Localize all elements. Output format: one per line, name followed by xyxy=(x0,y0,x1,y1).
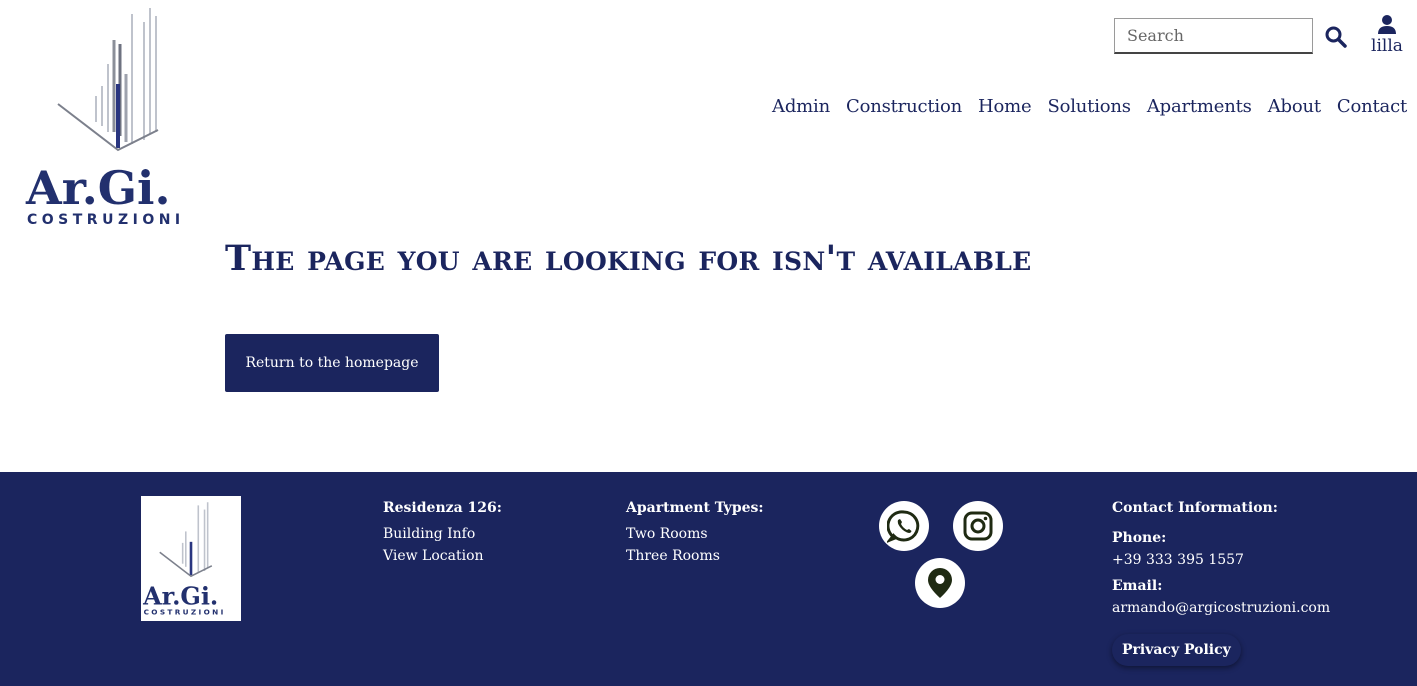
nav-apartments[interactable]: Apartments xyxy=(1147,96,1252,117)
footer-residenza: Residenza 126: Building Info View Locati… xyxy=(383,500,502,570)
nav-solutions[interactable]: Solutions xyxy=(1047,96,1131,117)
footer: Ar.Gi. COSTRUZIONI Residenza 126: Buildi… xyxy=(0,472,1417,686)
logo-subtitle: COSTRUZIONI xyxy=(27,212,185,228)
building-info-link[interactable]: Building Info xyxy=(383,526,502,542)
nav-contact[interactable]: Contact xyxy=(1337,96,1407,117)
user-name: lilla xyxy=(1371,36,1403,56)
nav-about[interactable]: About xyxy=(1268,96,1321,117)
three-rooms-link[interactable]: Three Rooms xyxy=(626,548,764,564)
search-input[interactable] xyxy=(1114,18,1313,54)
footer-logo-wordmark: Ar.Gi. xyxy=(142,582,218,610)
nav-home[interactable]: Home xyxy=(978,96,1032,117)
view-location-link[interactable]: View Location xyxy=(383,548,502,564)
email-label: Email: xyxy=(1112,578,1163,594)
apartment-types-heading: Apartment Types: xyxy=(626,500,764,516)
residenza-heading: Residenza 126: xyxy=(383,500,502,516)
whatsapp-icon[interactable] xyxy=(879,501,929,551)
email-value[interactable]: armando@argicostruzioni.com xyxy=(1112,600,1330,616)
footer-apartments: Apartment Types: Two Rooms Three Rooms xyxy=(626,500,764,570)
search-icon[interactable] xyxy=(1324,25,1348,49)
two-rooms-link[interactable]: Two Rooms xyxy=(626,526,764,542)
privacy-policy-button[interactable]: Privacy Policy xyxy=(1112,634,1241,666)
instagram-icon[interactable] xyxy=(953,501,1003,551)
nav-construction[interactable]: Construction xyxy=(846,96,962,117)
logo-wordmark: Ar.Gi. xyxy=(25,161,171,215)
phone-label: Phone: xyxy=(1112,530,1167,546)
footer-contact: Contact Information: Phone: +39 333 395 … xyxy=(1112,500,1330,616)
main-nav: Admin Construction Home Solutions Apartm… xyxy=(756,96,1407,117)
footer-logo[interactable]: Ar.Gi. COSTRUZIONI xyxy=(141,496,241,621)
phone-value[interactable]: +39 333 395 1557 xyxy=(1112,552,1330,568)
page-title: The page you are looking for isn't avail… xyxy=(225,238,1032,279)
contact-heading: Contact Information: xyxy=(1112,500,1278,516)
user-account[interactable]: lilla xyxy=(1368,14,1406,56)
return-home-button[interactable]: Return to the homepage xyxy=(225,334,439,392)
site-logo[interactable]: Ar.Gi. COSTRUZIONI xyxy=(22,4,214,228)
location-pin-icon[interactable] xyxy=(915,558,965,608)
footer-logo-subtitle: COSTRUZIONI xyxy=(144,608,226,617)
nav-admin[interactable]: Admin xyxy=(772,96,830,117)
****
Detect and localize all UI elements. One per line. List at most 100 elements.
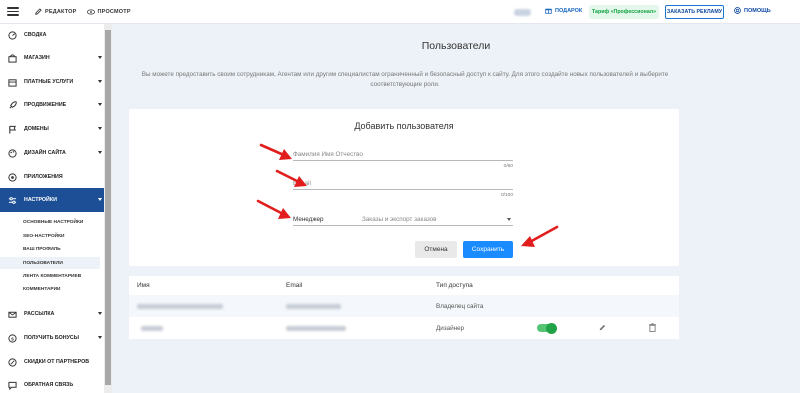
****
• _AIM_:
Reproduce the lines of the records verbatim, beginning with the line that contains "Localize all elements." and continuing through the line that contains "nav-home[interactable]: Home xyxy=(978,96,1032,117)", with both of those lines included. Omit the picture from your reproduction.

• _THE SOLUTION_:
Localize all elements. Output format: one per line, name followed by xyxy=(x0,y0,x1,y1).
nav-apartments[interactable]: Apartments xyxy=(1147,96,1252,117)
footer-residenza: Residenza 126: Building Info View Locati… xyxy=(383,500,502,570)
nav-solutions[interactable]: Solutions xyxy=(1047,96,1131,117)
footer: Ar.Gi. COSTRUZIONI Residenza 126: Buildi… xyxy=(0,472,1417,686)
logo-subtitle: COSTRUZIONI xyxy=(27,212,185,228)
building-info-link[interactable]: Building Info xyxy=(383,526,502,542)
nav-contact[interactable]: Contact xyxy=(1337,96,1407,117)
user-name: lilla xyxy=(1371,36,1403,56)
nav-about[interactable]: About xyxy=(1268,96,1321,117)
three-rooms-link[interactable]: Three Rooms xyxy=(626,548,764,564)
search-input[interactable] xyxy=(1114,18,1313,54)
footer-logo-wordmark: Ar.Gi. xyxy=(142,582,218,610)
nav-home[interactable]: Home xyxy=(978,96,1032,117)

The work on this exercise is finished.